§ **OBJECTIVES**:
- A) Name every kind of plant mentioned in the Douglas-fir passage.
- B) Supply the next part of the Douglas-fir passage, starting after its final sentence.

§ **SOURCE DOCUMENT**:
He shoulders a thirty–five–pound tripod and laser, packs another in its case, and we head off. After a short hike along the gravel road we cut down into the woods. Niemi, a retired forester, dedicated fly fisher and part–time giant hunter, discovered our quarry today, a large Douglas–fir, on a fishing trip last fall. He made a return trip to measure it and thinks it may rank in the ten biggest Douglas–firs on the continent. Niemi has nominated two state–record trees, and Van Pelt takes this lead seriously.

Van Pelt is built like a linebacker but moves through the forest as nimbly as a ground squirrel. He currently tracks biodiversity in redwood crowns, and his canopy research, some of it 250 to 300 feet up in California’s redwoods (reached by climbing ropes), keeps him in shape. I want to ask him more about this, but he’s already well ahead.

The forest floor is strewn with downed logs and carpeted with spring–green oxalis leaves and lacy fronds of oak and lady fern. “These are all great indicators of a productive forest,” Van Pelt calls back. Soon he stops. Niemi’s tree is unmistakable, a massive Douglas–fir with a huge burl on its lower trunk and a wide, spreading crown that disappears high in the canopy.

Van Pelt immediately goes to work. We measure the tree’s diameter at breast height. After a good bit of fussing, I think we’ve got it, but he sets up his tripod and laser to level the tape. After another round of adjustments, I read the circumference: 39.8 feet. It’s more than twelve feet in diameter, but he needs to take a few more measurements, thirty–one to be exact, to get an accurate picture of the tree and see how it stacks up against the biggest in the world.

A longtime admirer of magnificent old trees, I’ve visited a number of forest giants in the West. I’ve been known to carry a scaling tape into the mossy Northwest forests where I live to see if some newly found giant approaches any of the record trees in diameter. They never do. But their craggy beauty, longevity and quiet presence always convey a note of hope—if not for my species, at least for theirs.

Bounding box entries
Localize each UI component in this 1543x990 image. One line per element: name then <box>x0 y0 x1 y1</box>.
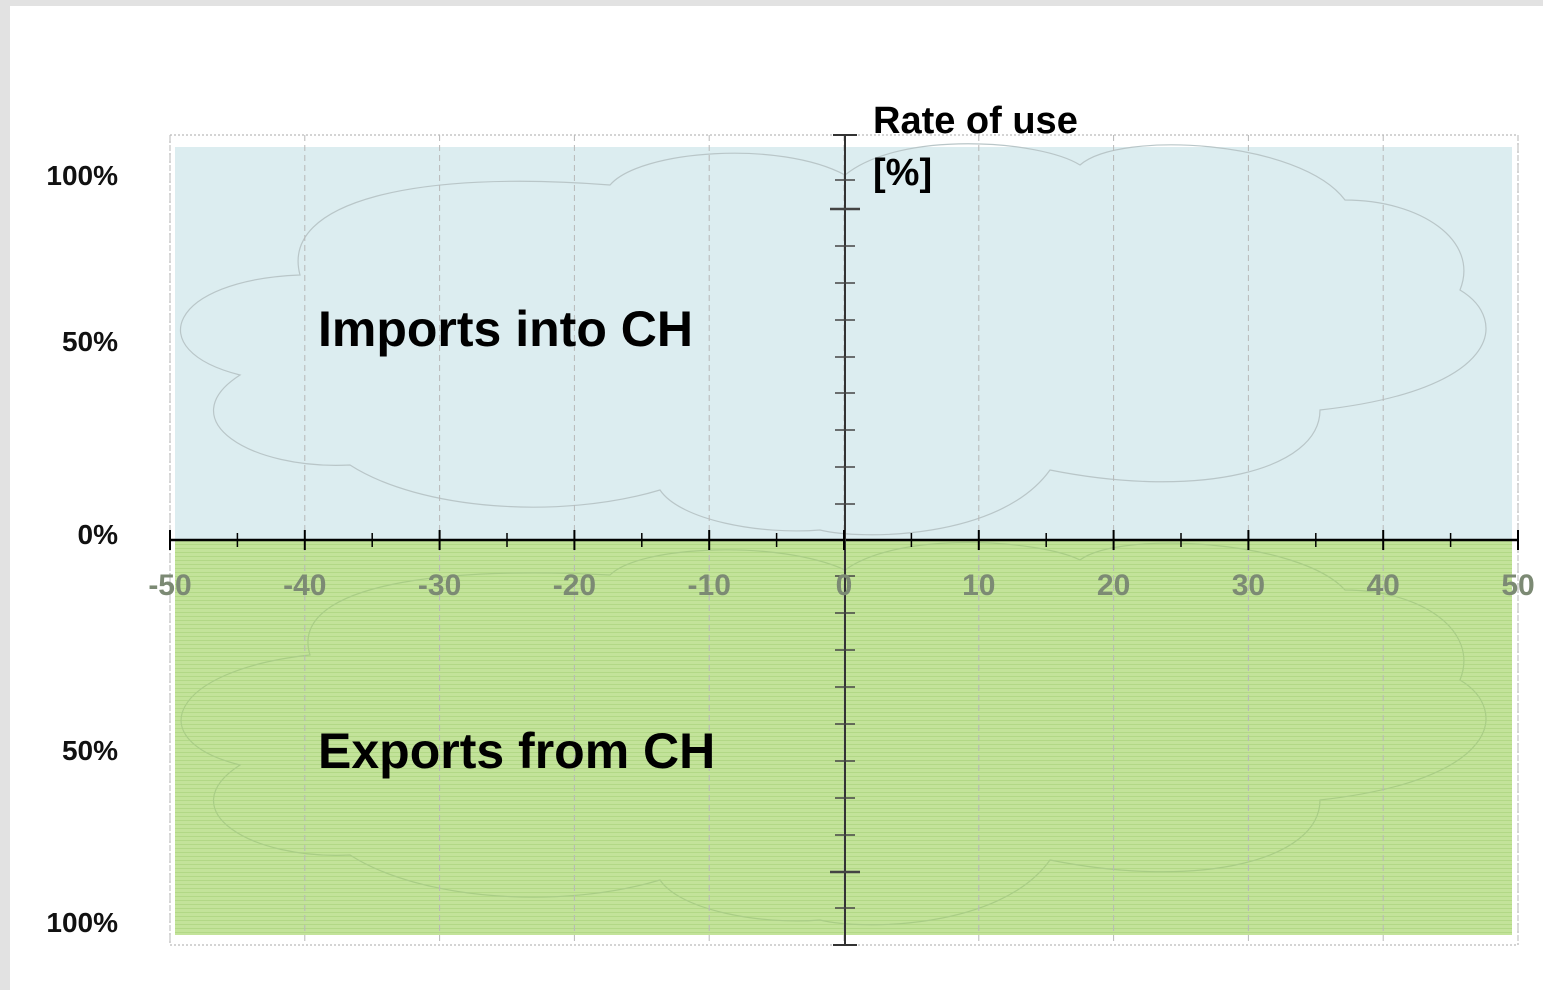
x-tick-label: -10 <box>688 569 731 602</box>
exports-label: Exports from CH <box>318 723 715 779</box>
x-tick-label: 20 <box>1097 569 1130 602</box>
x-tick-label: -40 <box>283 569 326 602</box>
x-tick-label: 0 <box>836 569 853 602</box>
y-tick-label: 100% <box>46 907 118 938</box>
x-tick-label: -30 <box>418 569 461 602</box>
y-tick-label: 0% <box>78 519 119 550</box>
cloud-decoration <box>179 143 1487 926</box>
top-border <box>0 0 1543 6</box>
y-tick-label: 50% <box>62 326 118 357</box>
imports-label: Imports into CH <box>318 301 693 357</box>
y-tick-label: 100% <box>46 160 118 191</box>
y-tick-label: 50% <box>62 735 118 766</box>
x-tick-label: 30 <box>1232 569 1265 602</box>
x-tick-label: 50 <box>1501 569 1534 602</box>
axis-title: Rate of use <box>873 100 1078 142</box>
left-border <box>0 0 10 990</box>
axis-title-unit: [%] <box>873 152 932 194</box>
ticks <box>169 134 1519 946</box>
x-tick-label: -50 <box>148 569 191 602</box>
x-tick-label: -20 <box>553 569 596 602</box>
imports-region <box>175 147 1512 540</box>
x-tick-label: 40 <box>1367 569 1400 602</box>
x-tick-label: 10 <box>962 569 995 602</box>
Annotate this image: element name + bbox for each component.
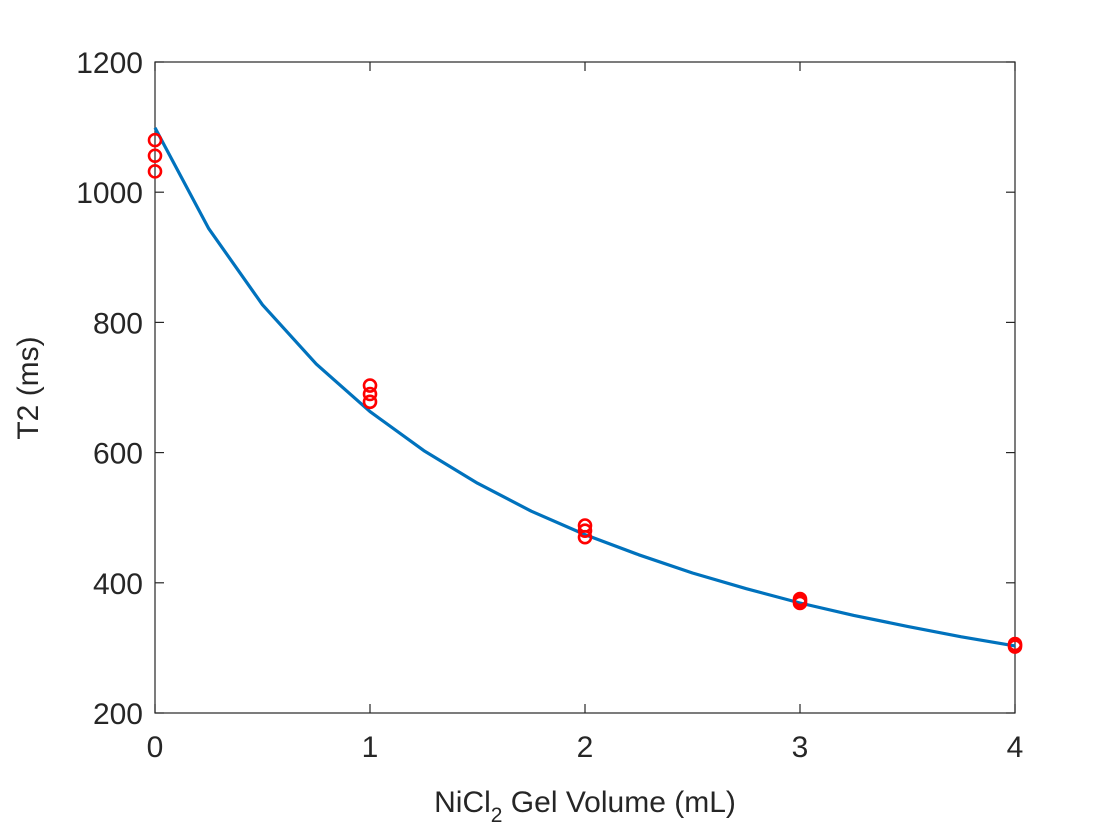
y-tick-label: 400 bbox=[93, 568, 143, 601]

§ **RESULTS FOR THE EXERCISE**:
- A) Douglas-fir, redwood, oxalis, oak fern, lady fern

- B)
Whenever I have asked foresters or researchers about the largest trees they’ve found, they’ve had a single answer: “You need to talk to Bob Van Pelt.”

I met Van Pelt at a forest canopy conference several years ago. With a little prodding, he showed me drawings of some giant trees he had measured. The drawings were exquisite, finely detailed and meticulously precise. They blended art with science to capture the unique character of each tree and did so with scrupulous botanical accuracy.

Two years ago, Van Pelt published his definitive book, Forest Giants of the Pacific Coast. It is an intimate glimpse, in the author’s words, of “some of the earth’s greatest creations.”

Forest Giants includes Van Pelt’s drawings along with color photographs of the largest members of twenty major conifer species native to the West. The photographs accompany short descriptive essays, range maps and measurements, but not directions, for each tree. (“The trees are unprepared for the kind of trampling they would receive if advertised,” he says.) For the really big species—giant sequoia, coast redwood, Douglas–fir, western red cedar and Sitka spruce—the top ten contenders are profiled.

Van Pelt’s book was into its second printing by the time I caught up with him in Washington’s southern Cascades. I spotted him immediately across the cafe parking lot. He is something of a giant himself, a big, gentle, soft–spoken man with alert blue eyes and a bushy red beard.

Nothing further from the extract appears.